## DATA SHOWN
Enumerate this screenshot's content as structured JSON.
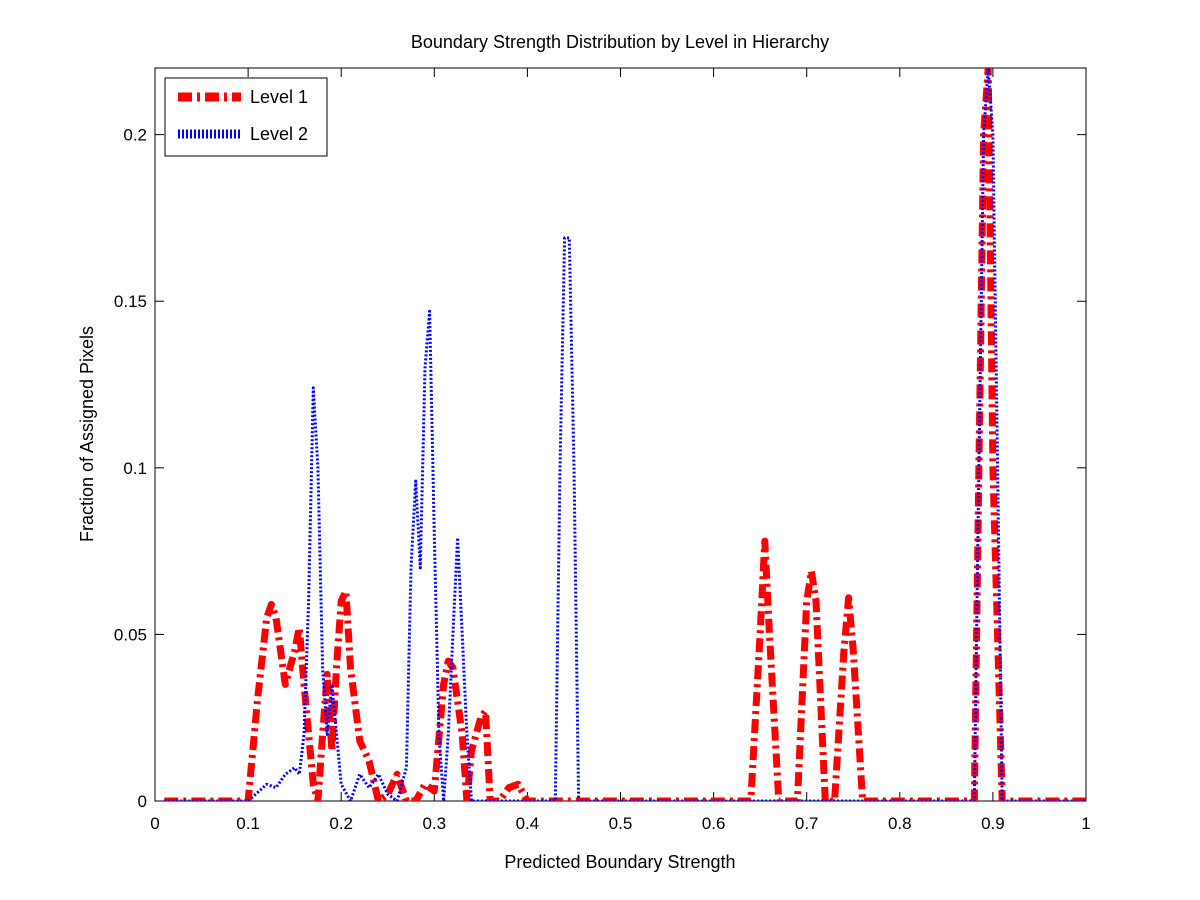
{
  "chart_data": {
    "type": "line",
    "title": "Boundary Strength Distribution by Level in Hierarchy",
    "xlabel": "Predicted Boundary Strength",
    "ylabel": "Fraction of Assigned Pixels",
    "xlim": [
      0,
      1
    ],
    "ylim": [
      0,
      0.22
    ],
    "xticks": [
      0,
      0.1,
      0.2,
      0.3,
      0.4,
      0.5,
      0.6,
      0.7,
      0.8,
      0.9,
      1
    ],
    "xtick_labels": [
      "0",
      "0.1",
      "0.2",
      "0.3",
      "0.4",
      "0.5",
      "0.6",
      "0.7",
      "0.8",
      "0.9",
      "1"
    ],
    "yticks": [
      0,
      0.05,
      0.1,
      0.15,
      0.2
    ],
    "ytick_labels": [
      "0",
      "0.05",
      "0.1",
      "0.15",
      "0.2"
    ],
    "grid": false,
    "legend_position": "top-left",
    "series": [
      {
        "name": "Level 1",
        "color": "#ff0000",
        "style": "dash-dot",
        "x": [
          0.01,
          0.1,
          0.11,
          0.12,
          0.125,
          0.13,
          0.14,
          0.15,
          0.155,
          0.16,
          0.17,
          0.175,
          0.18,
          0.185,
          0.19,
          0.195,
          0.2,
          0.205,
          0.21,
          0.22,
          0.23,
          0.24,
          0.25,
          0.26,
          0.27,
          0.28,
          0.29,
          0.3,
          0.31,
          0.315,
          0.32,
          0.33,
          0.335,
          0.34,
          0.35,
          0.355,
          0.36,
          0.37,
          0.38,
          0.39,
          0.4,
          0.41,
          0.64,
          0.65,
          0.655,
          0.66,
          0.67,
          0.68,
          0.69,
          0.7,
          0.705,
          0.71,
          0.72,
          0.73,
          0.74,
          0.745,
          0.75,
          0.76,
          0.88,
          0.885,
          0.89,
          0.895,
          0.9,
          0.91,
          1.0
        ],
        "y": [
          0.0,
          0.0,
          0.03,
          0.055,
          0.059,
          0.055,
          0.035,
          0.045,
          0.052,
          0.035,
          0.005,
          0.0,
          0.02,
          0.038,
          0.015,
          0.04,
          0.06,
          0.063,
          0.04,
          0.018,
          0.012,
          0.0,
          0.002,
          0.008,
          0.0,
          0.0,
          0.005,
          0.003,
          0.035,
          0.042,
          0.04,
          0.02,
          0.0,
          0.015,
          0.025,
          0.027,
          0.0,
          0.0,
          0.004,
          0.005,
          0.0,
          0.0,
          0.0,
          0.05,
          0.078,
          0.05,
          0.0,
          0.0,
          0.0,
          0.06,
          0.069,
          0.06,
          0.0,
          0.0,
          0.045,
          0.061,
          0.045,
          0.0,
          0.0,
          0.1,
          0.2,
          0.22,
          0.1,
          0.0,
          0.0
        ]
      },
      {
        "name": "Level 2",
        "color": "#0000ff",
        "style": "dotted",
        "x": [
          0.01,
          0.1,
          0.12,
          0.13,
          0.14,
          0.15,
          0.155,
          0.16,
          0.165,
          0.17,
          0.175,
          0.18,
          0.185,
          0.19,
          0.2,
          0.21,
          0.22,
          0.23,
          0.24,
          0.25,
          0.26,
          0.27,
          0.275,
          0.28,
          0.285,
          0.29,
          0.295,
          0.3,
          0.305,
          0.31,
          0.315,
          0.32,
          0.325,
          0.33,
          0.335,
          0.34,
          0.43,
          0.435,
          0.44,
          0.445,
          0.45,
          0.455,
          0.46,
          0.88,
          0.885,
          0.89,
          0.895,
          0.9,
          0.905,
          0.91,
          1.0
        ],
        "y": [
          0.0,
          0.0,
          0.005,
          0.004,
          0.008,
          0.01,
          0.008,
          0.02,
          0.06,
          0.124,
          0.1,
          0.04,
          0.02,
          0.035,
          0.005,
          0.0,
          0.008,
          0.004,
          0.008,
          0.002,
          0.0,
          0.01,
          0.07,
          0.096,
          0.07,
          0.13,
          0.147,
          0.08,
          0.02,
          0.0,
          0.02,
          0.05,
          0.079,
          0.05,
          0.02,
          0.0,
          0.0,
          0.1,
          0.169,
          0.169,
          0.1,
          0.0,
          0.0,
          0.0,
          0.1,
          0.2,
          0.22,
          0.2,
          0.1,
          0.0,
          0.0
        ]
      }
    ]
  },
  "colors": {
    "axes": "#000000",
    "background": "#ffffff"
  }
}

---

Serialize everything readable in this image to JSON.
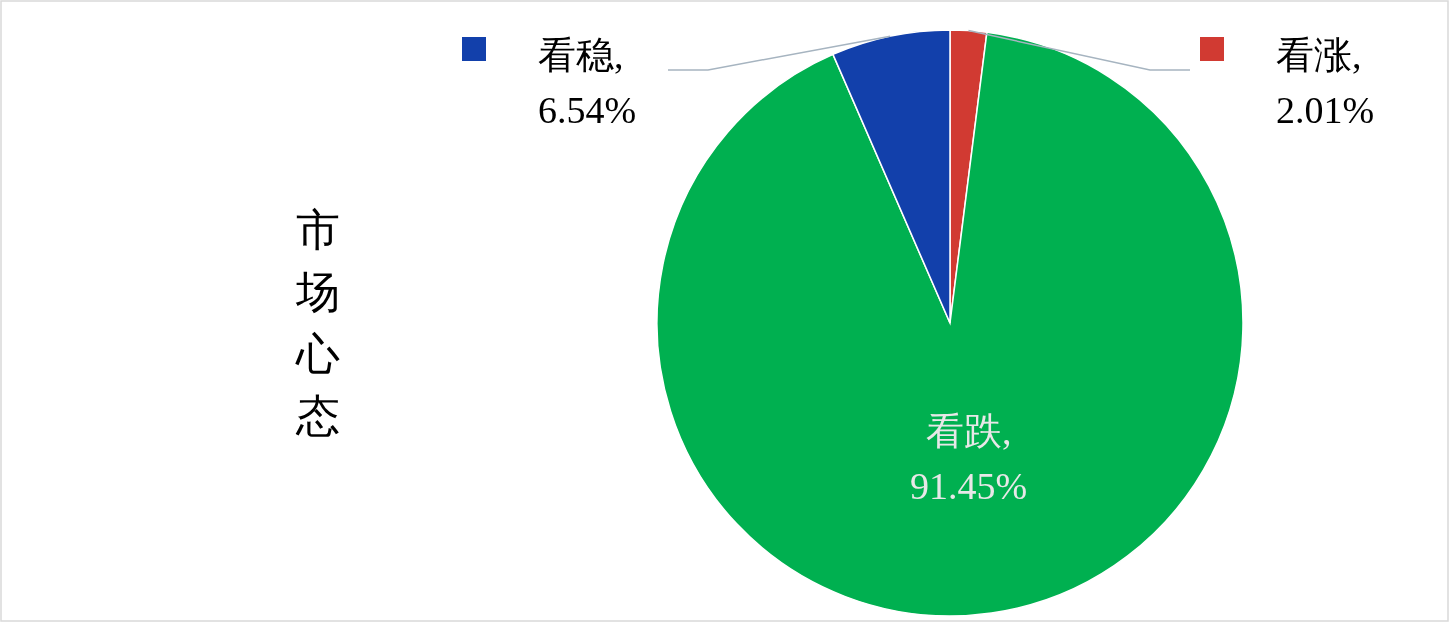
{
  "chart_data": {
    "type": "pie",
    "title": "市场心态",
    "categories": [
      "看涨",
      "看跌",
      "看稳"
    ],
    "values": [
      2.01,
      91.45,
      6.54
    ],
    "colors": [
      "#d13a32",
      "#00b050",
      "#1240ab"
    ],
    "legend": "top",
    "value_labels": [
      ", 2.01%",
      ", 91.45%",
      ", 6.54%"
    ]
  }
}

## WHAT YOU WILL DO
Keep only those lines of the records that hold "title", and return them.

## REPLY
    "title": "Boundary Strength Distribution by Level in Hierarchy",
    "title": "市场心态",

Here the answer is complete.